[Data records]

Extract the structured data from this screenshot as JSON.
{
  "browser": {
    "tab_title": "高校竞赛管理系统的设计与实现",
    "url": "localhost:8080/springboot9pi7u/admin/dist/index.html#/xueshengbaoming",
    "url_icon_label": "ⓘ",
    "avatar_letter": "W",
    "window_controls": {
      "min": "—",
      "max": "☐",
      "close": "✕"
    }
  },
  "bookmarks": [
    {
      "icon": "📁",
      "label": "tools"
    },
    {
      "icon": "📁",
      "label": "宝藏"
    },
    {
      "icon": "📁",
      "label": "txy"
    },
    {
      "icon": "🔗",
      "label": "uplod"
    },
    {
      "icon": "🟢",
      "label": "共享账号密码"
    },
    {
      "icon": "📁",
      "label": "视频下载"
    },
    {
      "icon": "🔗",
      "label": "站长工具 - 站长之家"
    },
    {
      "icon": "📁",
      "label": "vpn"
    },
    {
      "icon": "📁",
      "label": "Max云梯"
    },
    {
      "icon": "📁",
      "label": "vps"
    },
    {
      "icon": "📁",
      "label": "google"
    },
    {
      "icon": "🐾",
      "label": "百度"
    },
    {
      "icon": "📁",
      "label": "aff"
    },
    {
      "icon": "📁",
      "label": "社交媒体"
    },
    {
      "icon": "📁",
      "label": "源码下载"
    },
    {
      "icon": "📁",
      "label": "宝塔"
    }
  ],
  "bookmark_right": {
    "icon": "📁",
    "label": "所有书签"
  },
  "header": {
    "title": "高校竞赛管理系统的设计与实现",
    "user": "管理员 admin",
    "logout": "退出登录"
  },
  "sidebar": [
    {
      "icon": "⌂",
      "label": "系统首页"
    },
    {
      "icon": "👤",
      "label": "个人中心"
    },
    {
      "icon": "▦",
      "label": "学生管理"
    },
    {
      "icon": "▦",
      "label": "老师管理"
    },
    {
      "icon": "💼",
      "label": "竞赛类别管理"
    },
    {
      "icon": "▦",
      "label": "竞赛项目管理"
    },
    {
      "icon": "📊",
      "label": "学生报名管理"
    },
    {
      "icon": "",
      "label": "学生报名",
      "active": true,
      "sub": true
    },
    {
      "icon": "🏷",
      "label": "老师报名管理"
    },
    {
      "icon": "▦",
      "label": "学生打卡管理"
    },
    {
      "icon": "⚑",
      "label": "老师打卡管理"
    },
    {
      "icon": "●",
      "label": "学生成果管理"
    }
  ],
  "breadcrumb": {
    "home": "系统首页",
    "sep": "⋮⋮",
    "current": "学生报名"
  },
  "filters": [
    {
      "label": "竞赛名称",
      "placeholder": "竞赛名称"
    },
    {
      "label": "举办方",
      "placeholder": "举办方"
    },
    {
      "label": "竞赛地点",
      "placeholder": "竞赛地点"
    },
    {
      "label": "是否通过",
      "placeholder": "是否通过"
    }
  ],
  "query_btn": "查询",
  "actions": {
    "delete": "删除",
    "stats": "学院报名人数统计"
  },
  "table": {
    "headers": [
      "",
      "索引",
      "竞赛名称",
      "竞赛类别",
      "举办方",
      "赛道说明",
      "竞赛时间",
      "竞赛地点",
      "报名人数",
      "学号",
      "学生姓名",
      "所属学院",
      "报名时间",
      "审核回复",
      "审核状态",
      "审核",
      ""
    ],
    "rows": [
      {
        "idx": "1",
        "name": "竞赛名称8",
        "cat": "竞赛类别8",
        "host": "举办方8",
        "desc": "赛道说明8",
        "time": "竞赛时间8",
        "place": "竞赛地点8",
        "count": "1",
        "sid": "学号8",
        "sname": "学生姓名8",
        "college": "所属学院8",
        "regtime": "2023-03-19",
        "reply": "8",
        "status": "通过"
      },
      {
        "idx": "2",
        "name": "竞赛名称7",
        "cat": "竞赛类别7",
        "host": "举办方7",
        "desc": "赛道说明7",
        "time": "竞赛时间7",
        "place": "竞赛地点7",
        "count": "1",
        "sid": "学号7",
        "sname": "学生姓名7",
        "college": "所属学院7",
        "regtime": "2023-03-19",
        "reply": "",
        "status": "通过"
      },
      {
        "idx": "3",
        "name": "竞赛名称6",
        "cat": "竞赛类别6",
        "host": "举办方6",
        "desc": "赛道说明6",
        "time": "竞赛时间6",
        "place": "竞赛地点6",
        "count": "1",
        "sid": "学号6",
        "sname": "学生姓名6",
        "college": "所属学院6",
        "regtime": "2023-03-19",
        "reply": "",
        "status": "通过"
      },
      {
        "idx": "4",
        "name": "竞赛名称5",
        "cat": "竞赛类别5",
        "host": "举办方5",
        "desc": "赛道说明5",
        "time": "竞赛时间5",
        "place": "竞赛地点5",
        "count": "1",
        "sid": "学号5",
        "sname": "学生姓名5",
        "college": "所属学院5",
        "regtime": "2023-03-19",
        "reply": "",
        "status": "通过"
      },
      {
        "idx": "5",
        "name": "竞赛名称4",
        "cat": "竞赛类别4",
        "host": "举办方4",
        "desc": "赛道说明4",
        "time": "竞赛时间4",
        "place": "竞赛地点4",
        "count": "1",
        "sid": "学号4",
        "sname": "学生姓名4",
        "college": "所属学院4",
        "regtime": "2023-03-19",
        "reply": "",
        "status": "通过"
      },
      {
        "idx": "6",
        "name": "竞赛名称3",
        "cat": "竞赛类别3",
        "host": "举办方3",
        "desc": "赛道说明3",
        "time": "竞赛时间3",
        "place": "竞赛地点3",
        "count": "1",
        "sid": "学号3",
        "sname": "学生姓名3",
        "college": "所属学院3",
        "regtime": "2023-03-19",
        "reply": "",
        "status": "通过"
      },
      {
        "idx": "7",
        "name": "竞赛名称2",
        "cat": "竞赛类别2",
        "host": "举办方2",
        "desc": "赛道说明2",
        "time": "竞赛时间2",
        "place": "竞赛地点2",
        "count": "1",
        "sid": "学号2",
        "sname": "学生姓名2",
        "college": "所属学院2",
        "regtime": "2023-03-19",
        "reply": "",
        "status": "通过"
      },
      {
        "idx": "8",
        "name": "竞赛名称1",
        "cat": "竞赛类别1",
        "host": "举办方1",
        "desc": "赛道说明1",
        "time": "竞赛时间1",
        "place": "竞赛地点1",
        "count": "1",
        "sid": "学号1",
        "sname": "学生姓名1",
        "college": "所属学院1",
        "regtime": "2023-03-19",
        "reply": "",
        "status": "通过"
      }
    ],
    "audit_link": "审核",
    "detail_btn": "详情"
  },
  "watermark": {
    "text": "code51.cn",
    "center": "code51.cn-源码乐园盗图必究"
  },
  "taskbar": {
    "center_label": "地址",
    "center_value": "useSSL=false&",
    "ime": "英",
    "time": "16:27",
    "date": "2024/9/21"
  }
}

EXERCISE REQUIREMENTS
Print out every entry, keeping each one exact.

COMPLETE ANSWER
Extract the structured data from this screenshot as JSON.
{
  "browser": {
    "tab_title": "高校竞赛管理系统的设计与实现",
    "url": "localhost:8080/springboot9pi7u/admin/dist/index.html#/xueshengbaoming",
    "url_icon_label": "ⓘ",
    "avatar_letter": "W",
    "window_controls": {
      "min": "—",
      "max": "☐",
      "close": "✕"
    }
  },
  "bookmarks": [
    {
      "icon": "📁",
      "label": "tools"
    },
    {
      "icon": "📁",
      "label": "宝藏"
    },
    {
      "icon": "📁",
      "label": "txy"
    },
    {
      "icon": "🔗",
      "label": "uplod"
    },
    {
      "icon": "🟢",
      "label": "共享账号密码"
    },
    {
      "icon": "📁",
      "label": "视频下载"
    },
    {
      "icon": "🔗",
      "label": "站长工具 - 站长之家"
    },
    {
      "icon": "📁",
      "label": "vpn"
    },
    {
      "icon": "📁",
      "label": "Max云梯"
    },
    {
      "icon": "📁",
      "label": "vps"
    },
    {
      "icon": "📁",
      "label": "google"
    },
    {
      "icon": "🐾",
      "label": "百度"
    },
    {
      "icon": "📁",
      "label": "aff"
    },
    {
      "icon": "📁",
      "label": "社交媒体"
    },
    {
      "icon": "📁",
      "label": "源码下载"
    },
    {
      "icon": "📁",
      "label": "宝塔"
    }
  ],
  "bookmark_right": {
    "icon": "📁",
    "label": "所有书签"
  },
  "header": {
    "title": "高校竞赛管理系统的设计与实现",
    "user": "管理员 admin",
    "logout": "退出登录"
  },
  "sidebar": [
    {
      "icon": "⌂",
      "label": "系统首页"
    },
    {
      "icon": "👤",
      "label": "个人中心"
    },
    {
      "icon": "▦",
      "label": "学生管理"
    },
    {
      "icon": "▦",
      "label": "老师管理"
    },
    {
      "icon": "💼",
      "label": "竞赛类别管理"
    },
    {
      "icon": "▦",
      "label": "竞赛项目管理"
    },
    {
      "icon": "📊",
      "label": "学生报名管理"
    },
    {
      "icon": "",
      "label": "学生报名",
      "active": true,
      "sub": true
    },
    {
      "icon": "🏷",
      "label": "老师报名管理"
    },
    {
      "icon": "▦",
      "label": "学生打卡管理"
    },
    {
      "icon": "⚑",
      "label": "老师打卡管理"
    },
    {
      "icon": "●",
      "label": "学生成果管理"
    }
  ],
  "breadcrumb": {
    "home": "系统首页",
    "sep": "⋮⋮",
    "current": "学生报名"
  },
  "filters": [
    {
      "label": "竞赛名称",
      "placeholder": "竞赛名称"
    },
    {
      "label": "举办方",
      "placeholder": "举办方"
    },
    {
      "label": "竞赛地点",
      "placeholder": "竞赛地点"
    },
    {
      "label": "是否通过",
      "placeholder": "是否通过"
    }
  ],
  "query_btn": "查询",
  "actions": {
    "delete": "删除",
    "stats": "学院报名人数统计"
  },
  "table": {
    "headers": [
      "",
      "索引",
      "竞赛名称",
      "竞赛类别",
      "举办方",
      "赛道说明",
      "竞赛时间",
      "竞赛地点",
      "报名人数",
      "学号",
      "学生姓名",
      "所属学院",
      "报名时间",
      "审核回复",
      "审核状态",
      "审核",
      ""
    ],
    "rows": [
      {
        "idx": "1",
        "name": "竞赛名称8",
        "cat": "竞赛类别8",
        "host": "举办方8",
        "desc": "赛道说明8",
        "time": "竞赛时间8",
        "place": "竞赛地点8",
        "count": "1",
        "sid": "学号8",
        "sname": "学生姓名8",
        "college": "所属学院8",
        "regtime": "2023-03-19",
        "reply": "8",
        "status": "通过"
      },
      {
        "idx": "2",
        "name": "竞赛名称7",
        "cat": "竞赛类别7",
        "host": "举办方7",
        "desc": "赛道说明7",
        "time": "竞赛时间7",
        "place": "竞赛地点7",
        "count": "1",
        "sid": "学号7",
        "sname": "学生姓名7",
        "college": "所属学院7",
        "regtime": "2023-03-19",
        "reply": "",
        "status": "通过"
      },
      {
        "idx": "3",
        "name": "竞赛名称6",
        "cat": "竞赛类别6",
        "host": "举办方6",
        "desc": "赛道说明6",
        "time": "竞赛时间6",
        "place": "竞赛地点6",
        "count": "1",
        "sid": "学号6",
        "sname": "学生姓名6",
        "college": "所属学院6",
        "regtime": "2023-03-19",
        "reply": "",
        "status": "通过"
      },
      {
        "idx": "4",
        "name": "竞赛名称5",
        "cat": "竞赛类别5",
        "host": "举办方5",
        "desc": "赛道说明5",
        "time": "竞赛时间5",
        "place": "竞赛地点5",
        "count": "1",
        "sid": "学号5",
        "sname": "学生姓名5",
        "college": "所属学院5",
        "regtime": "2023-03-19",
        "reply": "",
        "status": "通过"
      },
      {
        "idx": "5",
        "name": "竞赛名称4",
        "cat": "竞赛类别4",
        "host": "举办方4",
        "desc": "赛道说明4",
        "time": "竞赛时间4",
        "place": "竞赛地点4",
        "count": "1",
        "sid": "学号4",
        "sname": "学生姓名4",
        "college": "所属学院4",
        "regtime": "2023-03-19",
        "reply": "",
        "status": "通过"
      },
      {
        "idx": "6",
        "name": "竞赛名称3",
        "cat": "竞赛类别3",
        "host": "举办方3",
        "desc": "赛道说明3",
        "time": "竞赛时间3",
        "place": "竞赛地点3",
        "count": "1",
        "sid": "学号3",
        "sname": "学生姓名3",
        "college": "所属学院3",
        "regtime": "2023-03-19",
        "reply": "",
        "status": "通过"
      },
      {
        "idx": "7",
        "name": "竞赛名称2",
        "cat": "竞赛类别2",
        "host": "举办方2",
        "desc": "赛道说明2",
        "time": "竞赛时间2",
        "place": "竞赛地点2",
        "count": "1",
        "sid": "学号2",
        "sname": "学生姓名2",
        "college": "所属学院2",
        "regtime": "2023-03-19",
        "reply": "",
        "status": "通过"
      },
      {
        "idx": "8",
        "name": "竞赛名称1",
        "cat": "竞赛类别1",
        "host": "举办方1",
        "desc": "赛道说明1",
        "time": "竞赛时间1",
        "place": "竞赛地点1",
        "count": "1",
        "sid": "学号1",
        "sname": "学生姓名1",
        "college": "所属学院1",
        "regtime": "2023-03-19",
        "reply": "",
        "status": "通过"
      }
    ],
    "audit_link": "审核",
    "detail_btn": "详情"
  },
  "watermark": {
    "text": "code51.cn",
    "center": "code51.cn-源码乐园盗图必究"
  },
  "taskbar": {
    "center_label": "地址",
    "center_value": "useSSL=false&",
    "ime": "英",
    "time": "16:27",
    "date": "2024/9/21"
  }
}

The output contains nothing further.